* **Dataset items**
## begin

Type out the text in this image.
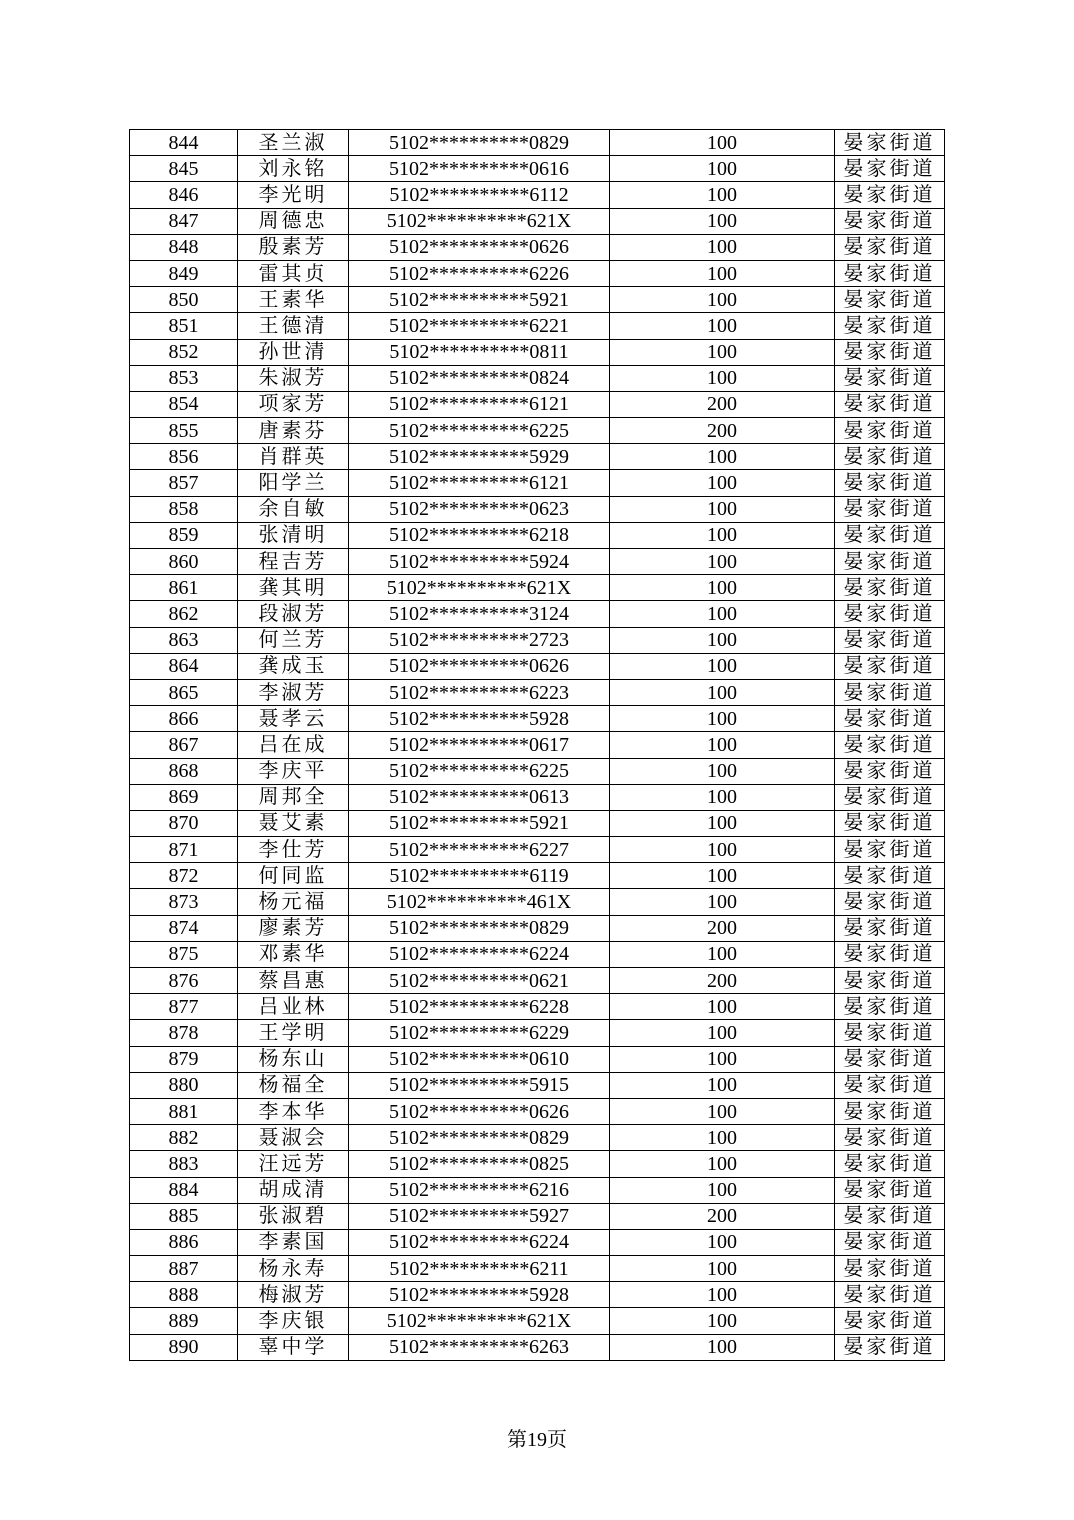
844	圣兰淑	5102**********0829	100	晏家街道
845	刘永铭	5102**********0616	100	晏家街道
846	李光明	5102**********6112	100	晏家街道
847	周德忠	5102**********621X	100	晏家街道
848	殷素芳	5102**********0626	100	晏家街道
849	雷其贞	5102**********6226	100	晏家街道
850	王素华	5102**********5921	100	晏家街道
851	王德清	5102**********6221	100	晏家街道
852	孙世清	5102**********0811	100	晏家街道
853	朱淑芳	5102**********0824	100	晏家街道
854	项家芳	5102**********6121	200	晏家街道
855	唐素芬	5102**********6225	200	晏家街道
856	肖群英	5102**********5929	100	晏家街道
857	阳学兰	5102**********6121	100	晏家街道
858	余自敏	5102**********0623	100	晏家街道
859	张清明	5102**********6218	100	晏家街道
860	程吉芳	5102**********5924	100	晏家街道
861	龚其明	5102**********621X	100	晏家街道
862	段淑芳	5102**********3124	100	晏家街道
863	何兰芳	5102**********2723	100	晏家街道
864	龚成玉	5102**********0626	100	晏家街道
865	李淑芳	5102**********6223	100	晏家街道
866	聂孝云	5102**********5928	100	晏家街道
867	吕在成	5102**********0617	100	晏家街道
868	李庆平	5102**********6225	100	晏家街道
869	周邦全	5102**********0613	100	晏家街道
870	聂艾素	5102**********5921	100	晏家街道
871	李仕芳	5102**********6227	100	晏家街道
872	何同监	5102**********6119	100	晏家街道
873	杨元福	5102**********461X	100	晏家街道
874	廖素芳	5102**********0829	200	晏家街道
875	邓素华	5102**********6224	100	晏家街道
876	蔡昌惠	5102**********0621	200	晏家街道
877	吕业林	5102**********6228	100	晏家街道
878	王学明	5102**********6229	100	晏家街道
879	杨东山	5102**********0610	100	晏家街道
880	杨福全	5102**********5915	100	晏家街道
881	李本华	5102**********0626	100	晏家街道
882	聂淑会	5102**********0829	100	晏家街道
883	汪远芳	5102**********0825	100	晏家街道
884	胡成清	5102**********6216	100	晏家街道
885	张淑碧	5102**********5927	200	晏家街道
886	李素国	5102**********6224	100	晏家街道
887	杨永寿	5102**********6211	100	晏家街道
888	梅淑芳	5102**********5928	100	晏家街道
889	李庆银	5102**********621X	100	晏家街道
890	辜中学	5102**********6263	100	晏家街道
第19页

## end
## begin

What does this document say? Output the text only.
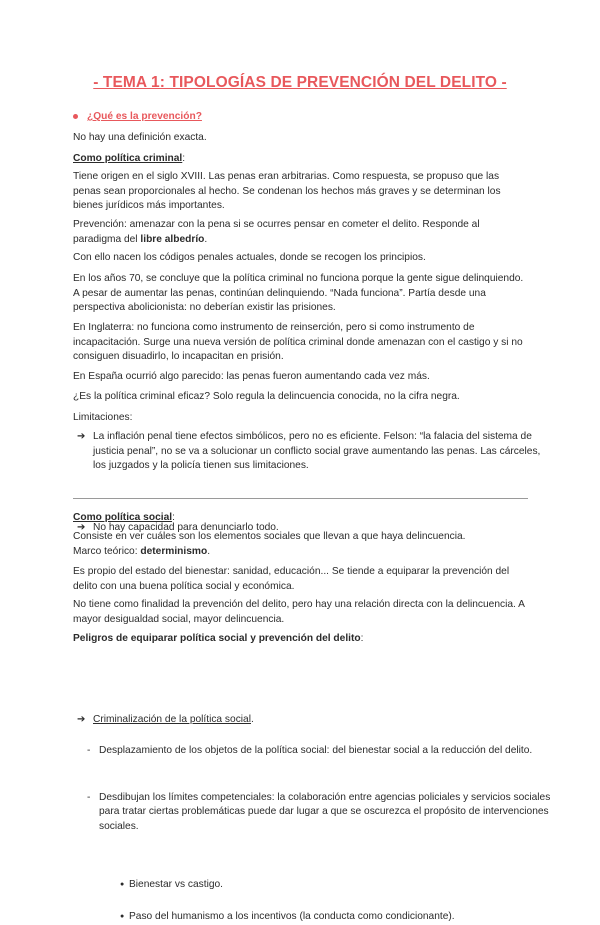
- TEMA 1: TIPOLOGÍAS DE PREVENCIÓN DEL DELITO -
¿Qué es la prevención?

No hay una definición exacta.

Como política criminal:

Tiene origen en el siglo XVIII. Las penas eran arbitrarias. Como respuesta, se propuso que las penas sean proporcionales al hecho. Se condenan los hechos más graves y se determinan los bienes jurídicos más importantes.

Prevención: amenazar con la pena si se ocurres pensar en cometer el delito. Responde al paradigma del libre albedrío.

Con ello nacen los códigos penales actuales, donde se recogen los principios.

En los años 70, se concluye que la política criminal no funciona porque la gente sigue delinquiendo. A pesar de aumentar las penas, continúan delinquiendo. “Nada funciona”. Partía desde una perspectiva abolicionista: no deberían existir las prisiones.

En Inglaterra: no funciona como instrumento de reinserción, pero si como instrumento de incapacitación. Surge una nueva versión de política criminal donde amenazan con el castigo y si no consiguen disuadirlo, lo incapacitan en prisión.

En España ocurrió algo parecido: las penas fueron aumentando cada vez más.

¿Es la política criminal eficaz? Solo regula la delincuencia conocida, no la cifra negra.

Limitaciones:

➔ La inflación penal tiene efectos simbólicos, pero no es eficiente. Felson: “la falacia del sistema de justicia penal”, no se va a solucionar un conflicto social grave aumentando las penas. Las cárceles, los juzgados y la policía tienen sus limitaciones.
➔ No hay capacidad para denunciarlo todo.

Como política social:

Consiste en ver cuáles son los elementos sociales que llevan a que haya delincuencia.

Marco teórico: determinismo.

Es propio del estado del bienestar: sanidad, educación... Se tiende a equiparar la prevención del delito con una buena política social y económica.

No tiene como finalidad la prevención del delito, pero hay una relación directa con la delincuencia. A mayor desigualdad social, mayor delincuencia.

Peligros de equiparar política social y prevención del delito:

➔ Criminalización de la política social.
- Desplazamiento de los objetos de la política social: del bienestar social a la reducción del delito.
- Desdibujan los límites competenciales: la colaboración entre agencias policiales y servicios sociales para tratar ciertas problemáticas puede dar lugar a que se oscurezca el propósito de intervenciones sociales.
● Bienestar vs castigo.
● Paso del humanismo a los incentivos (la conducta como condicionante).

## end
## begin

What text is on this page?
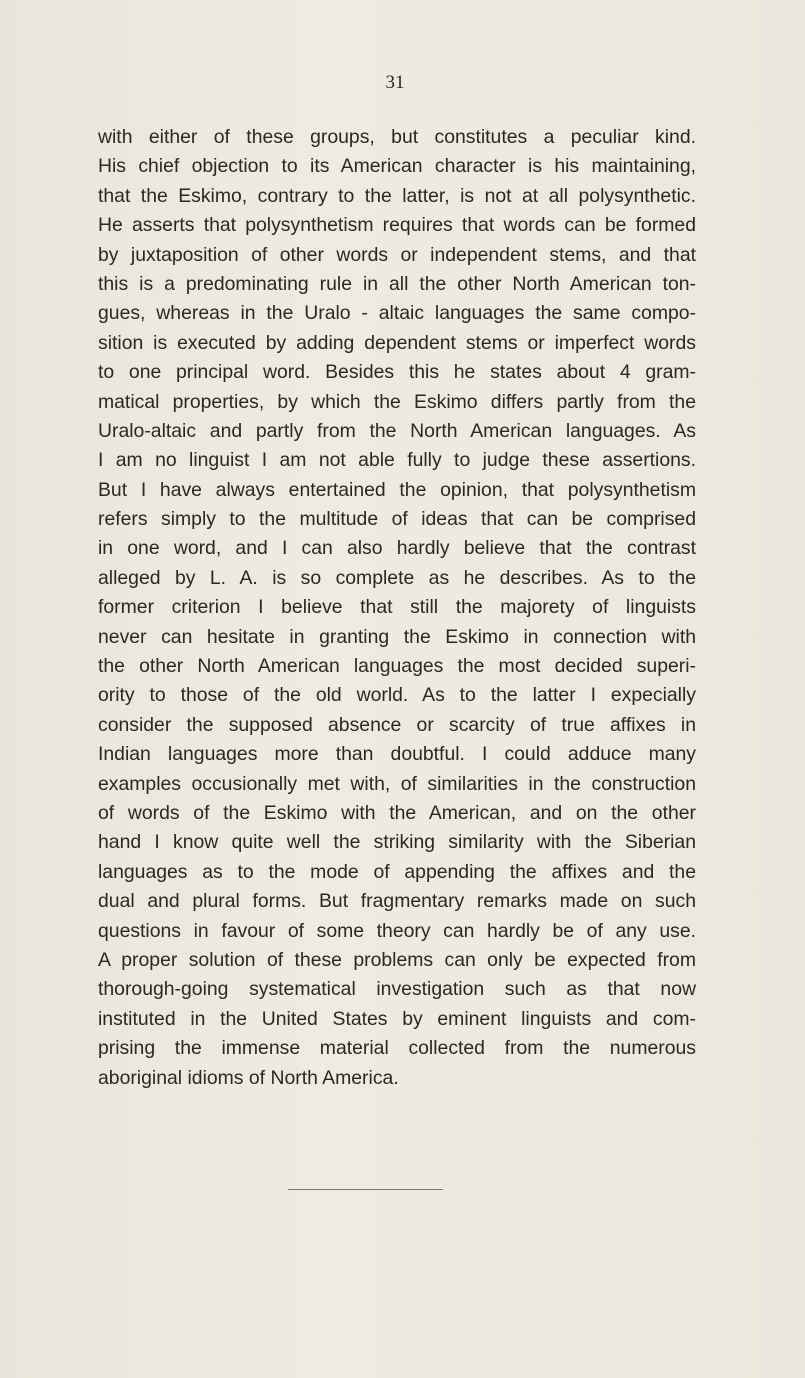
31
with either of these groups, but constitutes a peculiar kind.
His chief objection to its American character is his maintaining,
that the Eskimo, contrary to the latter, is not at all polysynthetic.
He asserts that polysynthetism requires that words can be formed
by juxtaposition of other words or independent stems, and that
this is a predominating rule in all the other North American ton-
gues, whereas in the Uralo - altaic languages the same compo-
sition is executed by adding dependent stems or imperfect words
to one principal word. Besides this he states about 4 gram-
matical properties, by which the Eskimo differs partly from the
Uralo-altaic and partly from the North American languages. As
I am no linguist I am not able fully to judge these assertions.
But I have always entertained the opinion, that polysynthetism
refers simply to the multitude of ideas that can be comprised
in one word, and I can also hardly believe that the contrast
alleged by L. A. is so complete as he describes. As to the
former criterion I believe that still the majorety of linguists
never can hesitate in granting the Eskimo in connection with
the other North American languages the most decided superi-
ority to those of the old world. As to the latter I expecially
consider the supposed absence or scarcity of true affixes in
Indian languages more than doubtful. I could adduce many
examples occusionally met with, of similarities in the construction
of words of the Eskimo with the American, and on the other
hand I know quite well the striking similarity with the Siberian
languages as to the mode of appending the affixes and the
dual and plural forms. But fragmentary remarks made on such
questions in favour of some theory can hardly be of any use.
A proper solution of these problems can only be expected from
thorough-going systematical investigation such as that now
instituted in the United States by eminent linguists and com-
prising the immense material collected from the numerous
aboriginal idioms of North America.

## end

Note each line of the entries that has "this" in it, and copy those lines.

Type out the text in this image.
What does this document say? Output the text only.
What text is on this page?
this is a predominating rule in all the other North American ton-
to one principal word. Besides this he states about 4 gram-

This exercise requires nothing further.